Reproduce all the lines exactly as they stand, apart from the pictures.

☆ ☆ ☆ ☆ ☆

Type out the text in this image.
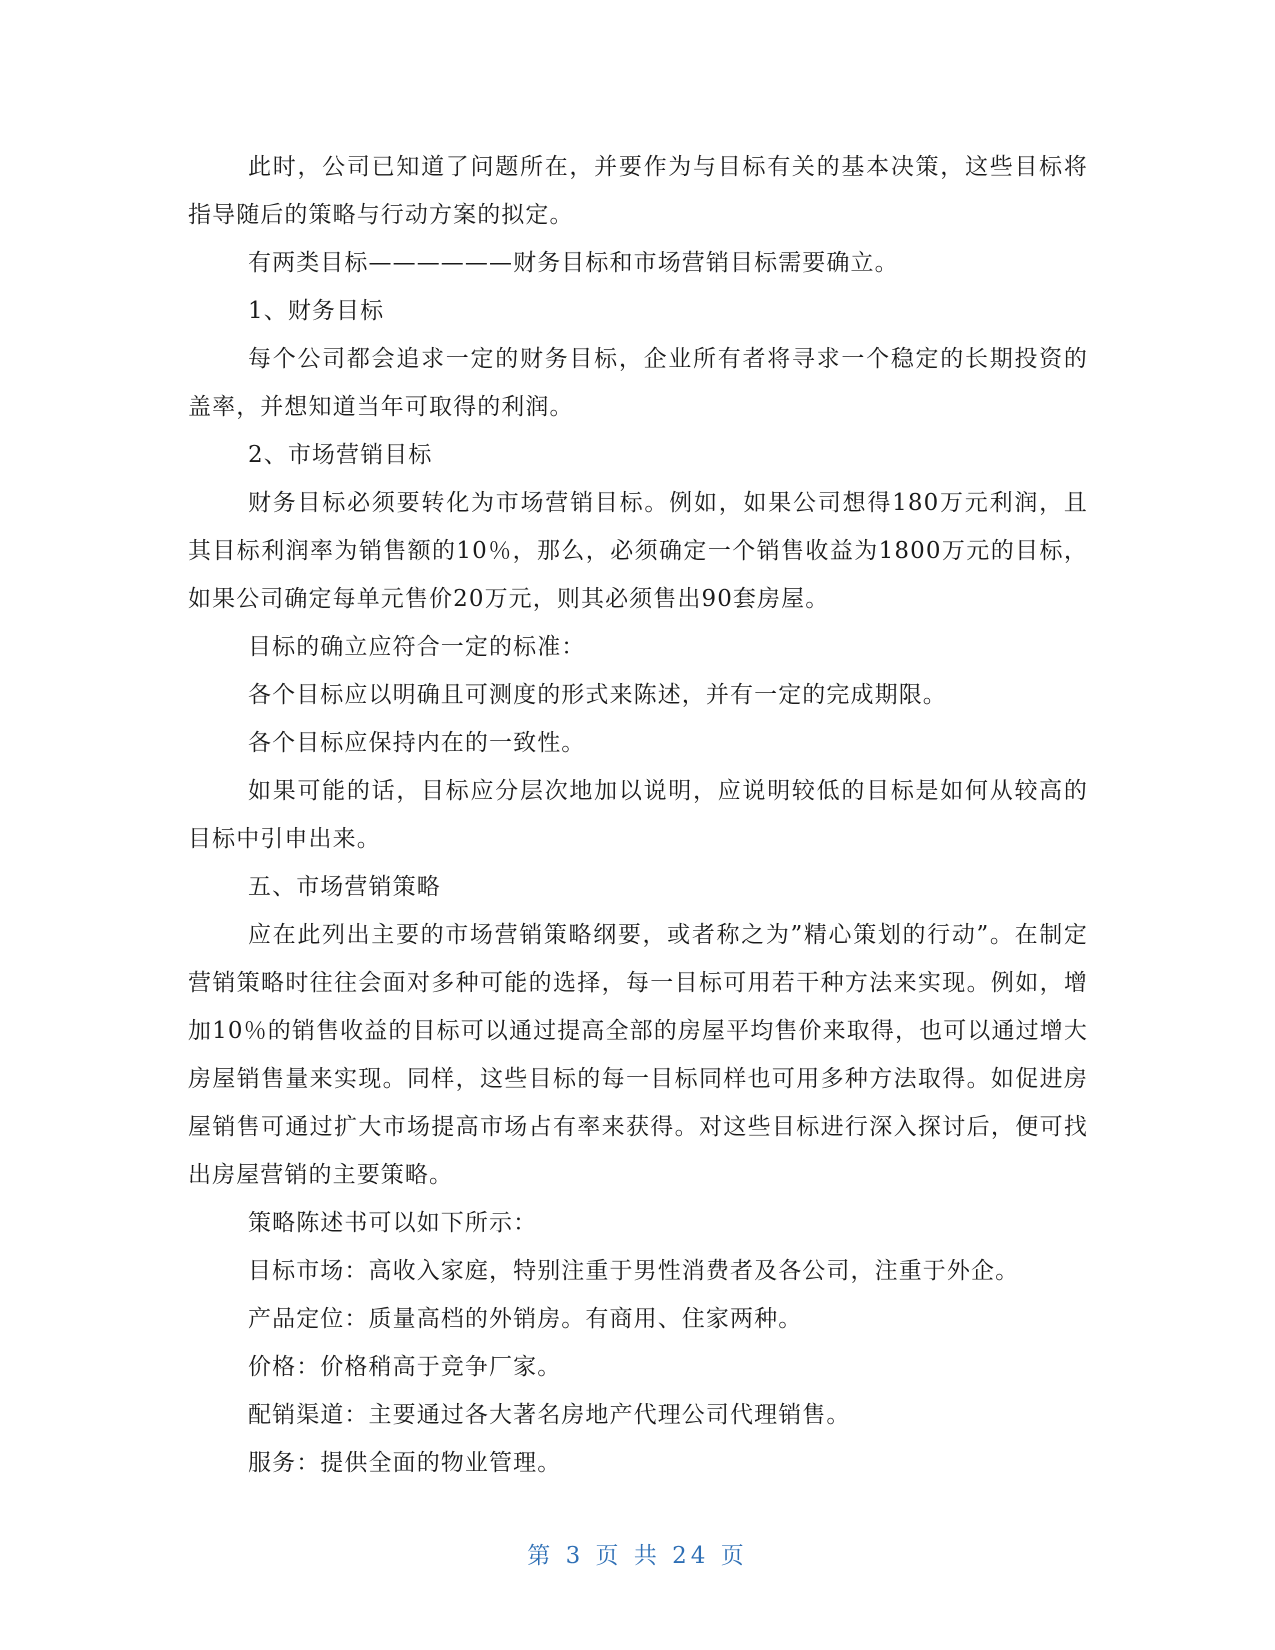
此时，公司已知道了问题所在，并要作为与目标有关的基本决策，这些目标将指导随后的策略与行动方案的拟定。

有两类目标——————财务目标和市场营销目标需要确立。

1、财务目标

每个公司都会追求一定的财务目标，企业所有者将寻求一个稳定的长期投资的盖率，并想知道当年可取得的利润。

2、市场营销目标

财务目标必须要转化为市场营销目标。例如，如果公司想得180万元利润，且其目标利润率为销售额的10％，那么，必须确定一个销售收益为1800万元的目标，如果公司确定每单元售价20万元，则其必须售出90套房屋。

目标的确立应符合一定的标准：

各个目标应以明确且可测度的形式来陈述，并有一定的完成期限。

各个目标应保持内在的一致性。

如果可能的话，目标应分层次地加以说明，应说明较低的目标是如何从较高的目标中引申出来。

五、市场营销策略

应在此列出主要的市场营销策略纲要，或者称之为”精心策划的行动”。在制定营销策略时往往会面对多种可能的选择，每一目标可用若干种方法来实现。例如，增加10％的销售收益的目标可以通过提高全部的房屋平均售价来取得，也可以通过增大房屋销售量来实现。同样，这些目标的每一目标同样也可用多种方法取得。如促进房屋销售可通过扩大市场提高市场占有率来获得。对这些目标进行深入探讨后，便可找出房屋营销的主要策略。

策略陈述书可以如下所示：

目标市场：高收入家庭，特别注重于男性消费者及各公司，注重于外企。

产品定位：质量高档的外销房。有商用、住家两种。

价格：价格稍高于竞争厂家。

配销渠道：主要通过各大著名房地产代理公司代理销售。

服务：提供全面的物业管理。

第 3 页 共 24 页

☆ ☆ ☆ ☆ ☆

◆ OUTPUT OF THE TASK ◆
Type out the text in this image.
此时，公司已知道了问题所在，并要作为与目标有关的基本决策，这些目标将指导随后的策略与行动方案的拟定。

有两类目标——————财务目标和市场营销目标需要确立。

1、财务目标

每个公司都会追求一定的财务目标，企业所有者将寻求一个稳定的长期投资的盖率，并想知道当年可取得的利润。

2、市场营销目标

财务目标必须要转化为市场营销目标。例如，如果公司想得180万元利润，且其目标利润率为销售额的10％，那么，必须确定一个销售收益为1800万元的目标，如果公司确定每单元售价20万元，则其必须售出90套房屋。

目标的确立应符合一定的标准：

各个目标应以明确且可测度的形式来陈述，并有一定的完成期限。

各个目标应保持内在的一致性。

如果可能的话，目标应分层次地加以说明，应说明较低的目标是如何从较高的目标中引申出来。

五、市场营销策略

应在此列出主要的市场营销策略纲要，或者称之为”精心策划的行动”。在制定营销策略时往往会面对多种可能的选择，每一目标可用若干种方法来实现。例如，增加10％的销售收益的目标可以通过提高全部的房屋平均售价来取得，也可以通过增大房屋销售量来实现。同样，这些目标的每一目标同样也可用多种方法取得。如促进房屋销售可通过扩大市场提高市场占有率来获得。对这些目标进行深入探讨后，便可找出房屋营销的主要策略。

策略陈述书可以如下所示：

目标市场：高收入家庭，特别注重于男性消费者及各公司，注重于外企。

产品定位：质量高档的外销房。有商用、住家两种。

价格：价格稍高于竞争厂家。

配销渠道：主要通过各大著名房地产代理公司代理销售。

服务：提供全面的物业管理。

第 3 页 共 24 页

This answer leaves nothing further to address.